- _WHAT THIS TASK INVOLVES_
Go through the data below. List every line that holds the word "name".
================
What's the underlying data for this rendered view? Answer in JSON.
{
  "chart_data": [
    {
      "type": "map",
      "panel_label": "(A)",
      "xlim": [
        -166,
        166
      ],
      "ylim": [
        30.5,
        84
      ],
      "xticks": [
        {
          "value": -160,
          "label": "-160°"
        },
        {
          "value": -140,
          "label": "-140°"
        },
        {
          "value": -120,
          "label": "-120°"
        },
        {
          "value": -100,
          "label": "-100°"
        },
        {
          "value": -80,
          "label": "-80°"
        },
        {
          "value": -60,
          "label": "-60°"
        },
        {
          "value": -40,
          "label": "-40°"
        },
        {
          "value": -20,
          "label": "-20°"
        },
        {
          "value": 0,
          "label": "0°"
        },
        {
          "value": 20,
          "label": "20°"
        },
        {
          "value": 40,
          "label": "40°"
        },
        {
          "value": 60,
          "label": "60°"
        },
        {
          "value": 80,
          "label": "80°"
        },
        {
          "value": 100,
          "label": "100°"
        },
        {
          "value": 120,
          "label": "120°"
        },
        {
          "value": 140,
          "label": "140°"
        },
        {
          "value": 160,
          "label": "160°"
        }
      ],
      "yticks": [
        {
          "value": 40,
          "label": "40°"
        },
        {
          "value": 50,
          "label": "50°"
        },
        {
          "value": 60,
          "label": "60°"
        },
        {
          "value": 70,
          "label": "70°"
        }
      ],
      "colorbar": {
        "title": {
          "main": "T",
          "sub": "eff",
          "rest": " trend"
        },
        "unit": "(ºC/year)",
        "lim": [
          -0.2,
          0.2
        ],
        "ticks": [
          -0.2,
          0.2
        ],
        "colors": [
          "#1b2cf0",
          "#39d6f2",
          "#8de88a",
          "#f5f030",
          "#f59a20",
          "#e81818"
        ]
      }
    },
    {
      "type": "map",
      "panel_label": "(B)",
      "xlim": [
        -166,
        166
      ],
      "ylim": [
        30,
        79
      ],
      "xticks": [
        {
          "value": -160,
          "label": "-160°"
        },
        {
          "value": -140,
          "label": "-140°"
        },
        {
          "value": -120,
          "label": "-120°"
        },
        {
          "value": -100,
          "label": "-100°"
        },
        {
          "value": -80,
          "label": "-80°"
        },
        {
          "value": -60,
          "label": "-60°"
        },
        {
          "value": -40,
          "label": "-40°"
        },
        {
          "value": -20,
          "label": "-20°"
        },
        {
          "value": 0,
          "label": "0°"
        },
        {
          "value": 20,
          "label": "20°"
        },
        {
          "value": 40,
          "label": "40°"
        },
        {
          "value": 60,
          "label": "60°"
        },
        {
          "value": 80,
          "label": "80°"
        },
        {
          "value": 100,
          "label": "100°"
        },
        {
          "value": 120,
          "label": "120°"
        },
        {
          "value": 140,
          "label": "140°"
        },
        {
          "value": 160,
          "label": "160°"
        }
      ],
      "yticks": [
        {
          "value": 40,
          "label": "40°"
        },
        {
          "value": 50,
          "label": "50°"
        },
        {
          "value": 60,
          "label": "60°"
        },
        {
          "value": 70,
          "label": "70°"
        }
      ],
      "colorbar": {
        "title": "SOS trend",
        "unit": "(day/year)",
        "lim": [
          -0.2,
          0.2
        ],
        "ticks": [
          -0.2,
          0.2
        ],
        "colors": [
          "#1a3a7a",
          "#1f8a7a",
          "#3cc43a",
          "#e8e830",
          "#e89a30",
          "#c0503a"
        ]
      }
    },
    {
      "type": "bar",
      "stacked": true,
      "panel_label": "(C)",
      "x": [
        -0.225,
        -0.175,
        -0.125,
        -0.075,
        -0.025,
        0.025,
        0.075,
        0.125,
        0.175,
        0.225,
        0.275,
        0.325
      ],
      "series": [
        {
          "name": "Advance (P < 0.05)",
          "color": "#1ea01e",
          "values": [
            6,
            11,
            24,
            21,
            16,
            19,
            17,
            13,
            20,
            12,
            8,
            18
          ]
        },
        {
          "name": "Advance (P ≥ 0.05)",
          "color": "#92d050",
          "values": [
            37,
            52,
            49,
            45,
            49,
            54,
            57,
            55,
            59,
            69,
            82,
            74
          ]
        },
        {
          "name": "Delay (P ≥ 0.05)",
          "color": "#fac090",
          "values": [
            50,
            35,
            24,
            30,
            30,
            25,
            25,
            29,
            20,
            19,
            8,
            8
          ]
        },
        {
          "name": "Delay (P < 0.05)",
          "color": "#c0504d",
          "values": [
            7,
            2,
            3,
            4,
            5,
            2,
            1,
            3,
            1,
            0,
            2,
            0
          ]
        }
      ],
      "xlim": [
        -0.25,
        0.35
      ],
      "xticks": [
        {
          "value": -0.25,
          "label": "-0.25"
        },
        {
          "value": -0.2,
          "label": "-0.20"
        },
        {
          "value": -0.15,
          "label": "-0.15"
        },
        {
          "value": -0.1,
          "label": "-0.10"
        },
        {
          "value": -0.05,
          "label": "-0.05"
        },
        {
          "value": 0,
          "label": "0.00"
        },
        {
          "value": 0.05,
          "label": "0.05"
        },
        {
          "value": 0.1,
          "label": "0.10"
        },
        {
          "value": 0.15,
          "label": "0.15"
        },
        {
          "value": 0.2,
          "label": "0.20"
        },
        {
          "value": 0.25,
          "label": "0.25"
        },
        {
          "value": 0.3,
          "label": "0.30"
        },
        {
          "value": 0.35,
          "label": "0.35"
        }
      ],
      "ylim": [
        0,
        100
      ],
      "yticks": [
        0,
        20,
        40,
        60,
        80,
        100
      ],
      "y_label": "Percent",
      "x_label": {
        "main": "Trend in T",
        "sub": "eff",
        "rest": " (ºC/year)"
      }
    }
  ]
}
================
- _RESPONSE TO THE TASK_
          "name": "Advance (P < 0.05)",
          "name": "Advance (P ≥ 0.05)",
          "name": "Delay (P ≥ 0.05)",
          "name": "Delay (P < 0.05)",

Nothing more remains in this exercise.